* [WORK REQUIRED]: Reply with the count of lines holding "xlabel", nothing more.

Figure dataset records:

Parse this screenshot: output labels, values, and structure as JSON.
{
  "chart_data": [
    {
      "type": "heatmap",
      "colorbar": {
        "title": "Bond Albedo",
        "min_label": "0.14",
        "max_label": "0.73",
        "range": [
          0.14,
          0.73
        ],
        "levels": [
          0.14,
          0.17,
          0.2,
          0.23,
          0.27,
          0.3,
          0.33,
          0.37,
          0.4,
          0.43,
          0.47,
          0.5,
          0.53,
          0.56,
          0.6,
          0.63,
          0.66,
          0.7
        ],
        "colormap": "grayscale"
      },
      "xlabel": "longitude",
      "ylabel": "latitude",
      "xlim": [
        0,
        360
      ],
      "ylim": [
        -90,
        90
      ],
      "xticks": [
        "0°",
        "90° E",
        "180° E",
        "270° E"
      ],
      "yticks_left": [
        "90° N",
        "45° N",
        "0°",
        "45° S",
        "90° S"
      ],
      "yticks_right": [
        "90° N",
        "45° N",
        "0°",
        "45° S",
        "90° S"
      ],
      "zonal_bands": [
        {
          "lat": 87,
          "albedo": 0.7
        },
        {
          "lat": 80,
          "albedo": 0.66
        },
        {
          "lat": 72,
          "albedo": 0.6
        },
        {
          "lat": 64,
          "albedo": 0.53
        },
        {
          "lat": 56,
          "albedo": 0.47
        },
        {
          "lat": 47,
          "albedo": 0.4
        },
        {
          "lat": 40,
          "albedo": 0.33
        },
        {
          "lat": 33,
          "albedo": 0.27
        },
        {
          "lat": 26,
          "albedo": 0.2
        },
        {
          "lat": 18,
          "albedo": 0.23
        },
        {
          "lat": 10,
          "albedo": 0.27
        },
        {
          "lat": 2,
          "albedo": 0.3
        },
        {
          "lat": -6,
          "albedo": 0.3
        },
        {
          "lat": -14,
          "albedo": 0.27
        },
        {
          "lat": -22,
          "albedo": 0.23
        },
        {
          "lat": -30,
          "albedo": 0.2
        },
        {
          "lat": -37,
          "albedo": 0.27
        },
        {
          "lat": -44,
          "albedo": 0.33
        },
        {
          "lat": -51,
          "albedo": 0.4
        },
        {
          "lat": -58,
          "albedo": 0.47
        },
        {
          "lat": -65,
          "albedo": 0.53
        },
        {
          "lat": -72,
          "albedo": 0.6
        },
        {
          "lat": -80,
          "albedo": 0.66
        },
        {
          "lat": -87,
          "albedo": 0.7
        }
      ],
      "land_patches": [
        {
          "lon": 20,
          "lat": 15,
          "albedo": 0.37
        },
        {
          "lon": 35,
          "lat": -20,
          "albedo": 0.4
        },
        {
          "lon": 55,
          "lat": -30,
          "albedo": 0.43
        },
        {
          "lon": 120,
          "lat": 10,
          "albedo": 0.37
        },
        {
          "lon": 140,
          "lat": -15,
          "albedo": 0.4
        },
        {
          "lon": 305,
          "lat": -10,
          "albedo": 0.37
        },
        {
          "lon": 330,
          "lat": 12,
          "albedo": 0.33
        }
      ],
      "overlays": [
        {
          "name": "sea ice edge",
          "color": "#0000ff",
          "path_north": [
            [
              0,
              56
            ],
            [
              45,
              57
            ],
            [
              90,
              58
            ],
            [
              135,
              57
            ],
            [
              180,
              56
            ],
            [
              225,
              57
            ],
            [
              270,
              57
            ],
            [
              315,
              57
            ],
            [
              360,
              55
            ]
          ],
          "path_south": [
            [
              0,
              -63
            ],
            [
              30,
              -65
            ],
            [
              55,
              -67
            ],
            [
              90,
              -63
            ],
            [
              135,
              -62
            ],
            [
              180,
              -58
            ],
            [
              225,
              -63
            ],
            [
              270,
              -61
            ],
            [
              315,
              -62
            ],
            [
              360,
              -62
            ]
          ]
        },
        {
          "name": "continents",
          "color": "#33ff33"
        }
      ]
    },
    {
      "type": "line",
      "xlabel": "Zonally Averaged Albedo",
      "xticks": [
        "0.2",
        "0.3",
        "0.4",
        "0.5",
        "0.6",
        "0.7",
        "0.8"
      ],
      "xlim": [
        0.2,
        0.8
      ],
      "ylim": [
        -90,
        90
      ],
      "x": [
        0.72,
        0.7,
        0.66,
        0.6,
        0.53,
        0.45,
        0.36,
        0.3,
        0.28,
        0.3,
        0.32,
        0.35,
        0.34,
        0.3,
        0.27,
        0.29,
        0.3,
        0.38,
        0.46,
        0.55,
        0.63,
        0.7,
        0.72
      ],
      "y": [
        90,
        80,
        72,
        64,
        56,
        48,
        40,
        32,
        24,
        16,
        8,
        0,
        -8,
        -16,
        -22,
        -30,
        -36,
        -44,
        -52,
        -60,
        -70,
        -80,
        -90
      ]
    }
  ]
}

* [EXERCISE SOLUTION]: 2